[What is expected]: Please set down all the lines beneath this one exactly, without the pictures.

(Figure dataset records)
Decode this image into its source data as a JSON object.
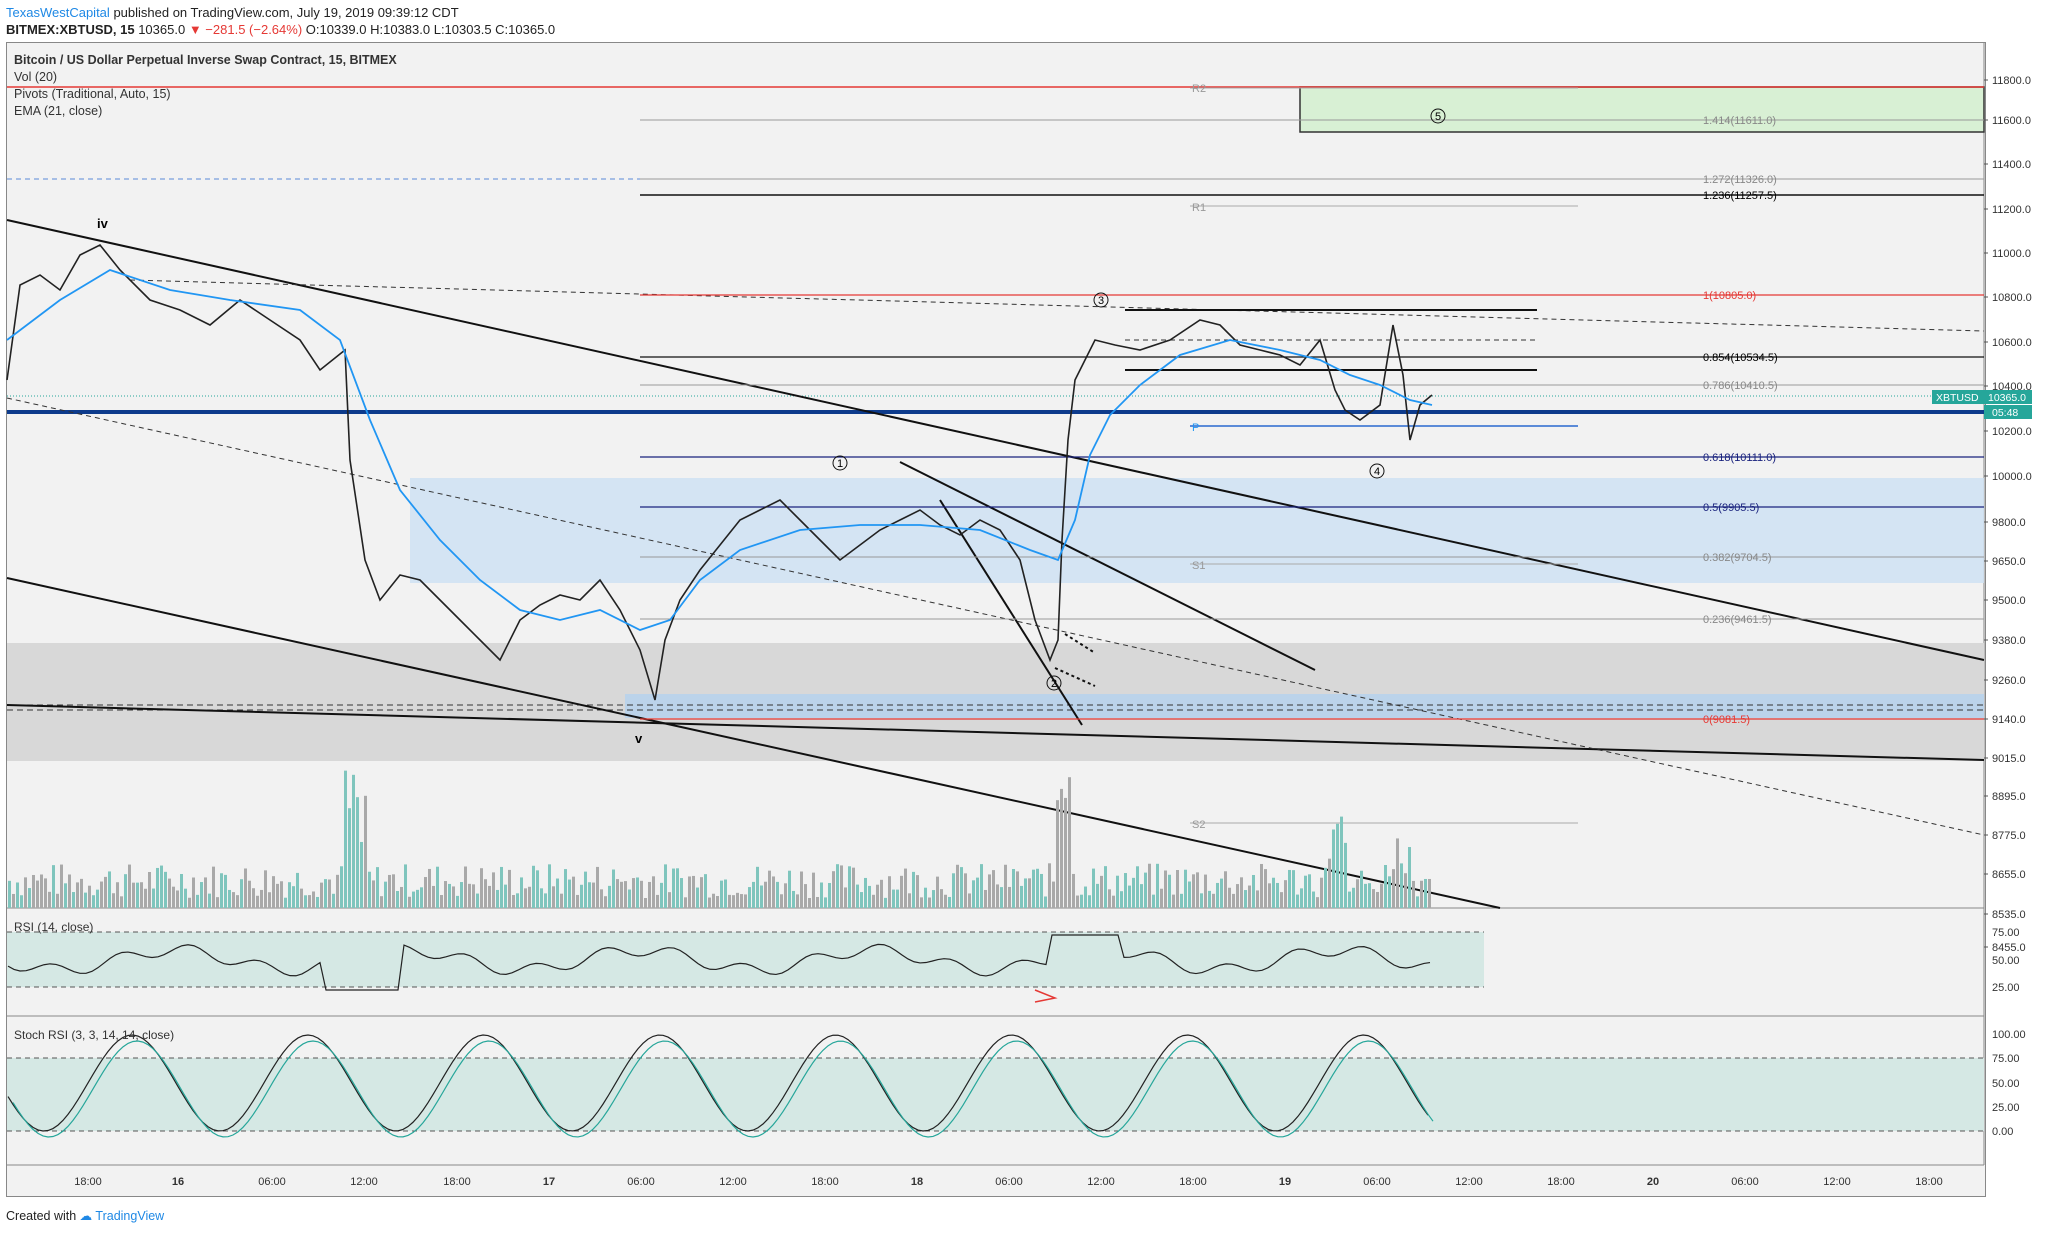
{
  "header": {
    "author": "TexasWestCapital",
    "published": "published on TradingView.com, July 19, 2019 09:39:12 CDT",
    "symbol": "BITMEX:XBTUSD, 15",
    "last": "10365.0",
    "change": "▼ −281.5 (−2.64%)",
    "ohlc": "O:10339.0 H:10383.0 L:10303.5 C:10365.0"
  },
  "legend": {
    "title": "Bitcoin / US Dollar Perpetual Inverse Swap Contract, 15, BITMEX",
    "vol": "Vol (20)",
    "pivots": "Pivots (Traditional, Auto, 15)",
    "ema": "EMA (21, close)"
  },
  "price_axis": [
    "11800.0",
    "11600.0",
    "11400.0",
    "11200.0",
    "11000.0",
    "10800.0",
    "10600.0",
    "10400.0",
    "10200.0",
    "10000.0",
    "9800.0",
    "9650.0",
    "9500.0",
    "9380.0",
    "9260.0",
    "9140.0",
    "9015.0",
    "8895.0",
    "8775.0",
    "8655.0",
    "8535.0",
    "8455.0"
  ],
  "rsi_axis": [
    "75.00",
    "50.00",
    "25.00"
  ],
  "stoch_axis": [
    "100.00",
    "75.00",
    "50.00",
    "25.00",
    "0.00"
  ],
  "time_axis": [
    "18:00",
    "16",
    "06:00",
    "12:00",
    "18:00",
    "17",
    "06:00",
    "12:00",
    "18:00",
    "18",
    "06:00",
    "12:00",
    "18:00",
    "19",
    "06:00",
    "12:00",
    "18:00",
    "20",
    "06:00",
    "12:00",
    "18:00"
  ],
  "price_tag": {
    "symbol": "XBTUSD",
    "price": "10365.0",
    "countdown": "05:48"
  },
  "fib_levels": [
    {
      "label": "1.414(11611.0)",
      "color": "#888888"
    },
    {
      "label": "1.272(11326.0)",
      "color": "#888888"
    },
    {
      "label": "1.236(11257.5)",
      "color": "#000000"
    },
    {
      "label": "1(10805.0)",
      "color": "#e53935"
    },
    {
      "label": "0.854(10534.5)",
      "color": "#000000"
    },
    {
      "label": "0.786(10410.5)",
      "color": "#888888"
    },
    {
      "label": "0.618(10111.0)",
      "color": "#1a237e"
    },
    {
      "label": "0.5(9905.5)",
      "color": "#1a237e"
    },
    {
      "label": "0.382(9704.5)",
      "color": "#888888"
    },
    {
      "label": "0.236(9461.5)",
      "color": "#888888"
    },
    {
      "label": "0(9081.5)",
      "color": "#e53935"
    }
  ],
  "pivots": [
    "R2",
    "R1",
    "P",
    "S1",
    "S2"
  ],
  "wave_labels": [
    "iv",
    "v",
    "1",
    "2",
    "3",
    "4",
    "5"
  ],
  "indicators": {
    "rsi": "RSI (14, close)",
    "stoch": "Stoch RSI (3, 3, 14, 14, close)"
  },
  "footer": {
    "created": "Created with",
    "brand": "TradingView"
  },
  "colors": {
    "ema": "#2196f3",
    "up_candle": "#26a69a",
    "down_candle": "#333333",
    "accent": "#0d3b8c",
    "fib_red": "#e53935",
    "target_box": "#d8f0d4"
  }
}
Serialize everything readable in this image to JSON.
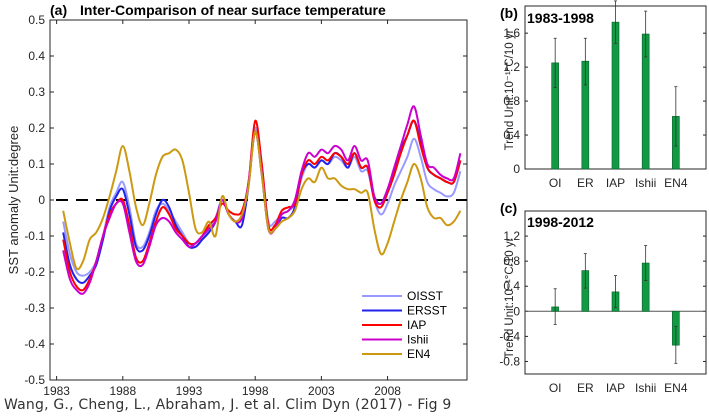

[In response]:
Decode this image into its source data as a JSON object.
{
  "header": {
    "author": "TexasWestCapital",
    "published": "published on TradingView.com, July 19, 2019 09:39:12 CDT",
    "symbol": "BITMEX:XBTUSD, 15",
    "last": "10365.0",
    "change": "▼ −281.5 (−2.64%)",
    "ohlc": "O:10339.0 H:10383.0 L:10303.5 C:10365.0"
  },
  "legend": {
    "title": "Bitcoin / US Dollar Perpetual Inverse Swap Contract, 15, BITMEX",
    "vol": "Vol (20)",
    "pivots": "Pivots (Traditional, Auto, 15)",
    "ema": "EMA (21, close)"
  },
  "price_axis": [
    "11800.0",
    "11600.0",
    "11400.0",
    "11200.0",
    "11000.0",
    "10800.0",
    "10600.0",
    "10400.0",
    "10200.0",
    "10000.0",
    "9800.0",
    "9650.0",
    "9500.0",
    "9380.0",
    "9260.0",
    "9140.0",
    "9015.0",
    "8895.0",
    "8775.0",
    "8655.0",
    "8535.0",
    "8455.0"
  ],
  "rsi_axis": [
    "75.00",
    "50.00",
    "25.00"
  ],
  "stoch_axis": [
    "100.00",
    "75.00",
    "50.00",
    "25.00",
    "0.00"
  ],
  "time_axis": [
    "18:00",
    "16",
    "06:00",
    "12:00",
    "18:00",
    "17",
    "06:00",
    "12:00",
    "18:00",
    "18",
    "06:00",
    "12:00",
    "18:00",
    "19",
    "06:00",
    "12:00",
    "18:00",
    "20",
    "06:00",
    "12:00",
    "18:00"
  ],
  "price_tag": {
    "symbol": "XBTUSD",
    "price": "10365.0",
    "countdown": "05:48"
  },
  "fib_levels": [
    {
      "label": "1.414(11611.0)",
      "color": "#888888"
    },
    {
      "label": "1.272(11326.0)",
      "color": "#888888"
    },
    {
      "label": "1.236(11257.5)",
      "color": "#000000"
    },
    {
      "label": "1(10805.0)",
      "color": "#e53935"
    },
    {
      "label": "0.854(10534.5)",
      "color": "#000000"
    },
    {
      "label": "0.786(10410.5)",
      "color": "#888888"
    },
    {
      "label": "0.618(10111.0)",
      "color": "#1a237e"
    },
    {
      "label": "0.5(9905.5)",
      "color": "#1a237e"
    },
    {
      "label": "0.382(9704.5)",
      "color": "#888888"
    },
    {
      "label": "0.236(9461.5)",
      "color": "#888888"
    },
    {
      "label": "0(9081.5)",
      "color": "#e53935"
    }
  ],
  "pivots": [
    "R2",
    "R1",
    "P",
    "S1",
    "S2"
  ],
  "wave_labels": [
    "iv",
    "v",
    "1",
    "2",
    "3",
    "4",
    "5"
  ],
  "indicators": {
    "rsi": "RSI (14, close)",
    "stoch": "Stoch RSI (3, 3, 14, 14, close)"
  },
  "footer": {
    "created": "Created with",
    "brand": "TradingView"
  },
  "colors": {
    "ema": "#2196f3",
    "up_candle": "#26a69a",
    "down_candle": "#333333",
    "accent": "#0d3b8c",
    "fib_red": "#e53935",
    "target_box": "#d8f0d4"
  }
}
Serialize everything readable in this image to JSON.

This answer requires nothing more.